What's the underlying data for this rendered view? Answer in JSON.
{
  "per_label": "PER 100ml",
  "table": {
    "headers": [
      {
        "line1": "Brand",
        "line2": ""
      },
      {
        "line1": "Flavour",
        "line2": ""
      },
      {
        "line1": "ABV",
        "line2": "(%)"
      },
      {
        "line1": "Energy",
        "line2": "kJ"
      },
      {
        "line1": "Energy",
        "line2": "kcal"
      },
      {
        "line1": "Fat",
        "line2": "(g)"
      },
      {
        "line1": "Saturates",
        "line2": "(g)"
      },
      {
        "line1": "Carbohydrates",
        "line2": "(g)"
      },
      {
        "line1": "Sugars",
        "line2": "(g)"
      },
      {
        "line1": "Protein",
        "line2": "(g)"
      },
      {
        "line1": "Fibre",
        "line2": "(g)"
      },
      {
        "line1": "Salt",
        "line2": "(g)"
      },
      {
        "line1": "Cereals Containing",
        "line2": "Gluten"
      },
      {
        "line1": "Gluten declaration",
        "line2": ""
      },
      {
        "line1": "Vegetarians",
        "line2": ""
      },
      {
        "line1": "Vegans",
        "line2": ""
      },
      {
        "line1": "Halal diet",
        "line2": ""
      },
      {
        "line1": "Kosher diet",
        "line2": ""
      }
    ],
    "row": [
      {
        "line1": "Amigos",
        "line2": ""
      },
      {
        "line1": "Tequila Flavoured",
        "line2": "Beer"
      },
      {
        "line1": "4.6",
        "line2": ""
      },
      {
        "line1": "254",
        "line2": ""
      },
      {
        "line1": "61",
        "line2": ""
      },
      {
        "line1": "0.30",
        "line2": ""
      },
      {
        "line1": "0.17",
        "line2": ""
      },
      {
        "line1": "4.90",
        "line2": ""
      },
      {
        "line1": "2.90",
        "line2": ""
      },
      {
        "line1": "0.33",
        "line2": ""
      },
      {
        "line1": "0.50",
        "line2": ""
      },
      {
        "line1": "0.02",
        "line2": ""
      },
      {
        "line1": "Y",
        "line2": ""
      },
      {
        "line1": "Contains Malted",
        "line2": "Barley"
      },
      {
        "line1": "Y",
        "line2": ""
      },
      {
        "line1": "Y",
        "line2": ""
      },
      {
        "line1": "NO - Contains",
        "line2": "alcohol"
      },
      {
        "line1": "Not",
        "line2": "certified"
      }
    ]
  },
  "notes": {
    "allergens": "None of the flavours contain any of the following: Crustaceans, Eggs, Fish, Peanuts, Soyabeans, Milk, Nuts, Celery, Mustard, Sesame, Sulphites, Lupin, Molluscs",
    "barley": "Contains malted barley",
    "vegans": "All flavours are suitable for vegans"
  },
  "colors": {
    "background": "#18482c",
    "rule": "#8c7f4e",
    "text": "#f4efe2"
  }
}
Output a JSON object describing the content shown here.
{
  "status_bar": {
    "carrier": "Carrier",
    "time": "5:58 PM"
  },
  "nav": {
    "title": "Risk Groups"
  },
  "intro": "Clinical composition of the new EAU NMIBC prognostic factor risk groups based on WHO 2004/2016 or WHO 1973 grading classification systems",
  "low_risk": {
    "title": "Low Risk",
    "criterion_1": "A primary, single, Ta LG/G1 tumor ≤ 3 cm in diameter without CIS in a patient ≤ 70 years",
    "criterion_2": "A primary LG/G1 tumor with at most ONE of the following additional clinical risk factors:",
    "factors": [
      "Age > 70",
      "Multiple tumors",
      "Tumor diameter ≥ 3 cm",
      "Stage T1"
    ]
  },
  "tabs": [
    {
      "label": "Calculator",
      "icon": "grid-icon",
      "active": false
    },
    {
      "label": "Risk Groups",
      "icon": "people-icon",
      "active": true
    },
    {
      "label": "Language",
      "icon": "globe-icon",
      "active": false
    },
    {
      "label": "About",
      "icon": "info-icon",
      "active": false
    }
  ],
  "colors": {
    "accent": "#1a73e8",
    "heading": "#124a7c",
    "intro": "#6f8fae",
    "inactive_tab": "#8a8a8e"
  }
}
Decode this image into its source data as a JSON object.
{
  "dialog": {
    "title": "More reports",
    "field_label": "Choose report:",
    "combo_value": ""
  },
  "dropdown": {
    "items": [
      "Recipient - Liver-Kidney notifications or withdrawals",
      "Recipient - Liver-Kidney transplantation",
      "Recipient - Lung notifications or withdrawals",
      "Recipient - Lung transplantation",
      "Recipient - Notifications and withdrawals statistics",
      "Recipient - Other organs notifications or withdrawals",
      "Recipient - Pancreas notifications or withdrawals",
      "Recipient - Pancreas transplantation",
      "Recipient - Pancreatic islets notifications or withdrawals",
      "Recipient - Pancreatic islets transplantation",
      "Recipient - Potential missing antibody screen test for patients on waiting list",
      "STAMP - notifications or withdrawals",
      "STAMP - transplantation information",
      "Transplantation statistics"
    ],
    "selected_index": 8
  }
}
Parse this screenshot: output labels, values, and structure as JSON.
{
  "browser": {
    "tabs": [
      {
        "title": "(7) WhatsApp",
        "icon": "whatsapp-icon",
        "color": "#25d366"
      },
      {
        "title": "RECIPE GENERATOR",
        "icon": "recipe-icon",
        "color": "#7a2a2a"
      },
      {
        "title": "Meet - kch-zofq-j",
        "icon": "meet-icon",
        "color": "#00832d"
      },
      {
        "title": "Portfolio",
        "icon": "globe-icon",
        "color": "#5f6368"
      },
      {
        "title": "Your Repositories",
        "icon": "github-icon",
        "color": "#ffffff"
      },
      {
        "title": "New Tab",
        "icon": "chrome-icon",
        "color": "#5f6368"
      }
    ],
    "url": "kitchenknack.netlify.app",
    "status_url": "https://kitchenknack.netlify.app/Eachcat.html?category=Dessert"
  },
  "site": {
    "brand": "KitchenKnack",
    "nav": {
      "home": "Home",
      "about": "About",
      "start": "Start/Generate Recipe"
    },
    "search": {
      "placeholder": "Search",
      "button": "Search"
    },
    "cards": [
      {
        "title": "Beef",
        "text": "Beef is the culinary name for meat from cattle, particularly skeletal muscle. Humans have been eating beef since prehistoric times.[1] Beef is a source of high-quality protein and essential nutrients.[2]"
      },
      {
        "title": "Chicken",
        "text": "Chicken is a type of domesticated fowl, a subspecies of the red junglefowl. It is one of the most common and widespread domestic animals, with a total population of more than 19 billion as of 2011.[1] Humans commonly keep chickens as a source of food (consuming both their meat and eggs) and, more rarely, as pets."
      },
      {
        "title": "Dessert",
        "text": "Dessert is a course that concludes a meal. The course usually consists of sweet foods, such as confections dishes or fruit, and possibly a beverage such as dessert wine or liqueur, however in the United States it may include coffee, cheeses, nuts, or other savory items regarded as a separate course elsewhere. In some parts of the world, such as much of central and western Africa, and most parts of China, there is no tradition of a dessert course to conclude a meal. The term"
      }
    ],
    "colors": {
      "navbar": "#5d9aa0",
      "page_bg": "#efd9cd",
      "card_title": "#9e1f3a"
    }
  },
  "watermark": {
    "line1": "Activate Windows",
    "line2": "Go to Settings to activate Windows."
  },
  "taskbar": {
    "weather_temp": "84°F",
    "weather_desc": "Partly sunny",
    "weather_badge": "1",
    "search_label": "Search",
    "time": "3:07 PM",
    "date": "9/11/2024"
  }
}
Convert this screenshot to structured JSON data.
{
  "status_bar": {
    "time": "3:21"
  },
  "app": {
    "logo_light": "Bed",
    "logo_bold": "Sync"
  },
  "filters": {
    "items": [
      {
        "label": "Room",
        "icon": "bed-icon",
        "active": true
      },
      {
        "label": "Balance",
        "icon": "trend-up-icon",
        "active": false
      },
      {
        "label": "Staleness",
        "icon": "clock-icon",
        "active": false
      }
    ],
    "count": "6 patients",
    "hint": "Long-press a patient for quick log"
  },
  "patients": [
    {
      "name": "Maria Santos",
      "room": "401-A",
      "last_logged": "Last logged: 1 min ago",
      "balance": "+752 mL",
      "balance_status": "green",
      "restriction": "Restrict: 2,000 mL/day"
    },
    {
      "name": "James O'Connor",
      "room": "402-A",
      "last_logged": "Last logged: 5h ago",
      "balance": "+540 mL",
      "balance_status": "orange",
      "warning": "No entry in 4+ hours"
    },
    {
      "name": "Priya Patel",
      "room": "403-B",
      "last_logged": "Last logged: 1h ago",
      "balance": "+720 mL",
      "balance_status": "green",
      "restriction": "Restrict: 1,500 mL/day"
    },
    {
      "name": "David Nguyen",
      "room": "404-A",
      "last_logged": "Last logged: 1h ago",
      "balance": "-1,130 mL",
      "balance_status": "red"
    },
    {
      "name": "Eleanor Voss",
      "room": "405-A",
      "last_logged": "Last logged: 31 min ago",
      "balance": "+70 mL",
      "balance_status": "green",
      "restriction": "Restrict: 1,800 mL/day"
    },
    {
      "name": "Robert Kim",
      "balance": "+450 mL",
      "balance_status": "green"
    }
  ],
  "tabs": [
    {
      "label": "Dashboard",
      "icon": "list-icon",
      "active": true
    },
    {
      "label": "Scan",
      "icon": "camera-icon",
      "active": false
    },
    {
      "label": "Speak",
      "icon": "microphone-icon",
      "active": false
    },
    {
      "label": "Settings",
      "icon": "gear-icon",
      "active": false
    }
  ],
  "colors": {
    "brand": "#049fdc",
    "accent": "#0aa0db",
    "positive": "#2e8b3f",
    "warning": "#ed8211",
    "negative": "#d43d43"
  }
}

★ ★ ★ ★ ★

→ **REQUIRED ACTION**: The answer should be all lines from the entries above that hold the word "JSON".

→ **RESULT BELOW**:
What's the underlying data for this rendered view? Answer in JSON.
Output a JSON object describing the content shown here.
Decode this image into its source data as a JSON object.
Parse this screenshot: output labels, values, and structure as JSON.
Convert this screenshot to structured JSON data.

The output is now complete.